>>>

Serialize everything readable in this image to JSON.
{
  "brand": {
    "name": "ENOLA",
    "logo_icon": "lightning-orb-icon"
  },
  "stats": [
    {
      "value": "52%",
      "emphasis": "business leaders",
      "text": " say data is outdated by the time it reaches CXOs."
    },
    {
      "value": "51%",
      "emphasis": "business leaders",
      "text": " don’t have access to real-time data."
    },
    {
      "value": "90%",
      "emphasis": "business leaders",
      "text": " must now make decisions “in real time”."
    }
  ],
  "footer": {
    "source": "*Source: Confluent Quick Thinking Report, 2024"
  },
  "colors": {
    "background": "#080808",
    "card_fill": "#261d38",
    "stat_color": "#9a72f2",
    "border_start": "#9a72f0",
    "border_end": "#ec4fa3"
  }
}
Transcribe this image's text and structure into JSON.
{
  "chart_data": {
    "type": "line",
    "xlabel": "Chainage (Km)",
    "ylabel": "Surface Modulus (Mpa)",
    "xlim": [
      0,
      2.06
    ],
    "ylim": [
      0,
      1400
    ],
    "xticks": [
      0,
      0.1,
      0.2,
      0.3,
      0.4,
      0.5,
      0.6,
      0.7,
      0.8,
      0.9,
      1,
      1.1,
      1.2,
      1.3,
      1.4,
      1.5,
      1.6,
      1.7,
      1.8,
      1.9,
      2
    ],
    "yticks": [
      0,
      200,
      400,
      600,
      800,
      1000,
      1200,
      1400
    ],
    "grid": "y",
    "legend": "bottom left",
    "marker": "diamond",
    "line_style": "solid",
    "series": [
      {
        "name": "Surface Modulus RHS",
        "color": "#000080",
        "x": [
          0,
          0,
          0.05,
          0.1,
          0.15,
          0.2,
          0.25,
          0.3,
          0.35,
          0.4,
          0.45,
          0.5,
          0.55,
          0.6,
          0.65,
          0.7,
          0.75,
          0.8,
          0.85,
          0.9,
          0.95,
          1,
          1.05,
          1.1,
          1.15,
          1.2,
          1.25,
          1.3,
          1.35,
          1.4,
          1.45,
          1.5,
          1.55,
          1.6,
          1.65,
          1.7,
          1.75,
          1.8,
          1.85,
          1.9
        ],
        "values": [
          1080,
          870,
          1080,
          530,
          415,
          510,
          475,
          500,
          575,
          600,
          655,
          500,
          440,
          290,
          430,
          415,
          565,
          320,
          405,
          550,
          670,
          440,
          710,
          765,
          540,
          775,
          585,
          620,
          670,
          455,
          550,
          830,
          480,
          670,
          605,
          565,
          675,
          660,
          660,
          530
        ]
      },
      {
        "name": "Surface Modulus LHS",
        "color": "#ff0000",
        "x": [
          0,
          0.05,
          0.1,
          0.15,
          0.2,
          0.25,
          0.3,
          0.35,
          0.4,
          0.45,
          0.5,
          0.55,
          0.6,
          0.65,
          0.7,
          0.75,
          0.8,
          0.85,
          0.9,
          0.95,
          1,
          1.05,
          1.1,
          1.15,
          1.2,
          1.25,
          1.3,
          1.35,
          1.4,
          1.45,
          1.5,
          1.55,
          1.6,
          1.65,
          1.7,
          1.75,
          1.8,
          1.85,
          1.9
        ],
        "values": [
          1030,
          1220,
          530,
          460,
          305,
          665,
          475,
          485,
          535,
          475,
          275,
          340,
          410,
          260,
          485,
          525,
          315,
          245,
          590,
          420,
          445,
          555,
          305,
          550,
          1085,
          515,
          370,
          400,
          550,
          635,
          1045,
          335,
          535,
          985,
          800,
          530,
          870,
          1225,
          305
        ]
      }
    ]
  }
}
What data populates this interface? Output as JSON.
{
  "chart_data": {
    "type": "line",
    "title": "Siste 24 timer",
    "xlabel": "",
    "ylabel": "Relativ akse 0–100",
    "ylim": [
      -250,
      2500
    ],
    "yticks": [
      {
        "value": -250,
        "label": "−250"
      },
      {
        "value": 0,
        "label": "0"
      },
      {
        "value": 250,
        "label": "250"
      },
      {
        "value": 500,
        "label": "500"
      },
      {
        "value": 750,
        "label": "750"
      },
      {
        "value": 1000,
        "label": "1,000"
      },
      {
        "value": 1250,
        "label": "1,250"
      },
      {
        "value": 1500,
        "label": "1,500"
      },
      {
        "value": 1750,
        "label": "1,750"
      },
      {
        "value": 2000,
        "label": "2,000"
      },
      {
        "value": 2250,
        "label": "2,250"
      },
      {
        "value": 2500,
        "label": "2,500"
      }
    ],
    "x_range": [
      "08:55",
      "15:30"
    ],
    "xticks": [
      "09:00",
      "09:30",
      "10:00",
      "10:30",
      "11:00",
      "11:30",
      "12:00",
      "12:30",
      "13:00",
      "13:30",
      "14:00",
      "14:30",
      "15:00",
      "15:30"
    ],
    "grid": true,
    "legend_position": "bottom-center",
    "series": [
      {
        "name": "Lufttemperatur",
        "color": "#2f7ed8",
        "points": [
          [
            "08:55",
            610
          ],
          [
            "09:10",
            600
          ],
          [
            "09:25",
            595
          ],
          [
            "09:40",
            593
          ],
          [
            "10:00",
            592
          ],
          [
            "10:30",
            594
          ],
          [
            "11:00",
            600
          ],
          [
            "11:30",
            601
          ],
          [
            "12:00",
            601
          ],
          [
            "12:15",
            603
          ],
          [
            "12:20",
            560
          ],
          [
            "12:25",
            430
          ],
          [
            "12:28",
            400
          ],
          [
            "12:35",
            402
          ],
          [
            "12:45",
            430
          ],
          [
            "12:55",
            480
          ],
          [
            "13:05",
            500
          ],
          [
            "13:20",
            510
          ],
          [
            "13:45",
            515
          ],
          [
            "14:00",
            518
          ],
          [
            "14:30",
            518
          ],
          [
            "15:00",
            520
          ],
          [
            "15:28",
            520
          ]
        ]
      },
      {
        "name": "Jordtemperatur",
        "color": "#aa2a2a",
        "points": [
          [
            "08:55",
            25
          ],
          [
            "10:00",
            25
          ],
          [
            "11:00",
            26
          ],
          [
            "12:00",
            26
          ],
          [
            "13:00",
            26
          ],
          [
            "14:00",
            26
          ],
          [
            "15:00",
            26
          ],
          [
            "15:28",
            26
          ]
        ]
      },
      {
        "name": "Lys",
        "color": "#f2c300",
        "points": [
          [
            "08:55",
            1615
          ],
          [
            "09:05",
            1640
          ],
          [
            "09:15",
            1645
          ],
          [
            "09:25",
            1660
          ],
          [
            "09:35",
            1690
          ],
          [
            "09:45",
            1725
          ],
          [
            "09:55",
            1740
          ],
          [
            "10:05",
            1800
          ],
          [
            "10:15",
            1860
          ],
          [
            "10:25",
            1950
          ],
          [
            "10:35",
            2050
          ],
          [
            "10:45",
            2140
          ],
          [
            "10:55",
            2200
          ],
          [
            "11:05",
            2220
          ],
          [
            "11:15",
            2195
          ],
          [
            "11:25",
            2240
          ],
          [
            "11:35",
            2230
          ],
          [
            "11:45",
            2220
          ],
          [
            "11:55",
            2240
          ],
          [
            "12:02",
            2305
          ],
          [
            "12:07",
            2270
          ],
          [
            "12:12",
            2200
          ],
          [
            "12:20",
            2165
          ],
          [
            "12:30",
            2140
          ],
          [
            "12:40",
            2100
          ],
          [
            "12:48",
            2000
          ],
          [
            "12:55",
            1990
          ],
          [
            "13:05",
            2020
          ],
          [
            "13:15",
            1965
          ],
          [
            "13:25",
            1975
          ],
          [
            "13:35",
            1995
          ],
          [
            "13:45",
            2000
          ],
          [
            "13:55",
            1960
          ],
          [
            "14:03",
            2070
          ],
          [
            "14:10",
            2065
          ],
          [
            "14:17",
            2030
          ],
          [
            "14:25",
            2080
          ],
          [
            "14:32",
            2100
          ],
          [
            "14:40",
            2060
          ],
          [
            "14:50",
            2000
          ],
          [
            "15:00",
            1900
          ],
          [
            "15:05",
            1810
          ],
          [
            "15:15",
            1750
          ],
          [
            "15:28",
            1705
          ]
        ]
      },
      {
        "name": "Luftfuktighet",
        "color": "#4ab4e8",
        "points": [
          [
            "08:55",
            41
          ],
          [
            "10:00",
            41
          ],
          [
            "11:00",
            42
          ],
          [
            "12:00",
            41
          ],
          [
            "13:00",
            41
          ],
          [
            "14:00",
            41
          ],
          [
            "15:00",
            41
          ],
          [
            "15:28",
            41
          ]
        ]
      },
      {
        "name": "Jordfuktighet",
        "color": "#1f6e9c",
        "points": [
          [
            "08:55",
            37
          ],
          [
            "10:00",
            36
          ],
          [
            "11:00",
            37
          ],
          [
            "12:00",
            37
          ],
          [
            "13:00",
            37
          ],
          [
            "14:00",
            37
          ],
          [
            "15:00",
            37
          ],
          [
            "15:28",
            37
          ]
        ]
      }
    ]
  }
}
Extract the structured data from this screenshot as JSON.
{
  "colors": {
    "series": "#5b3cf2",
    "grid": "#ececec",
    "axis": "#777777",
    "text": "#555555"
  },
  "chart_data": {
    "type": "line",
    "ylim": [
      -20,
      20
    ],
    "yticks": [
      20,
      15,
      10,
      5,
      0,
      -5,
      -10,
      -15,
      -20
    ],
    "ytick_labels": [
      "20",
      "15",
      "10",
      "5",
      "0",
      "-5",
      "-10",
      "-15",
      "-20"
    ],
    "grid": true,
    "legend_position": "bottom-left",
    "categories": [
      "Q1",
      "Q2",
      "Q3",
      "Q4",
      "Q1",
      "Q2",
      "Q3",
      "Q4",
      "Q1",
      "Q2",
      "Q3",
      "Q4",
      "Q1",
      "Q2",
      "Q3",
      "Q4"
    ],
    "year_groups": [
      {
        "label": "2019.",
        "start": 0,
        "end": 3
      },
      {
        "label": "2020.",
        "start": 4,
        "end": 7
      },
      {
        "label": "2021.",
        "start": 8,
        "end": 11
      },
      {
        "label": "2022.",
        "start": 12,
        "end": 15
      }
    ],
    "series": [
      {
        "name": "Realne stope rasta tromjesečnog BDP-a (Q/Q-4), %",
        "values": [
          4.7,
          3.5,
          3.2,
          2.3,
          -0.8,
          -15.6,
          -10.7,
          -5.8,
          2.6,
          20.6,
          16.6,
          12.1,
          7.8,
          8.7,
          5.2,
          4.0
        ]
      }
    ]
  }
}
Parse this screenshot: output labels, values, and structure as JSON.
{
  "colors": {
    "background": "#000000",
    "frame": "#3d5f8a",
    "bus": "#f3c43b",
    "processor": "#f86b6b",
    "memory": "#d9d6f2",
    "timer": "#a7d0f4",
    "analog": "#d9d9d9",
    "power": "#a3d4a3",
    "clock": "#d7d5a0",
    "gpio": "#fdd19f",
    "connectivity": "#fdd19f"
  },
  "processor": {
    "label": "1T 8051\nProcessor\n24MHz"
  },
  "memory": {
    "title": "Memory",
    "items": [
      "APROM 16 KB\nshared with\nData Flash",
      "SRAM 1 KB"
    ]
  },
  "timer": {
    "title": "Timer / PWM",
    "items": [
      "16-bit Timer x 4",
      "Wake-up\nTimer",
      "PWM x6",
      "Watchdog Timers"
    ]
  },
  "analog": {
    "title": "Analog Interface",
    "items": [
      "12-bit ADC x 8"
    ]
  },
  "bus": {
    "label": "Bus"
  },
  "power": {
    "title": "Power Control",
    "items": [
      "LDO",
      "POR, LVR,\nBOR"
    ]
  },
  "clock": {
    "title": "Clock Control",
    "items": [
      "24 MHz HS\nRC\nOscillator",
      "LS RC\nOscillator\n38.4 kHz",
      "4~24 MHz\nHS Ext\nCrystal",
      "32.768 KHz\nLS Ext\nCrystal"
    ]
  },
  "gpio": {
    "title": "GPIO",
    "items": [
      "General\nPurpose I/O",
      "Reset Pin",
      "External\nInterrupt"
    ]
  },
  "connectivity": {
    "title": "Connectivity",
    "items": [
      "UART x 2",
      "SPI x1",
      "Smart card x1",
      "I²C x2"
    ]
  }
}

<<<

Work required: Where does the word "nCrystal" appear in the listing? List each line that holds it.

Exercise output:
      "4~24 MHz\nHS Ext\nCrystal",
      "32.768 KHz\nLS Ext\nCrystal"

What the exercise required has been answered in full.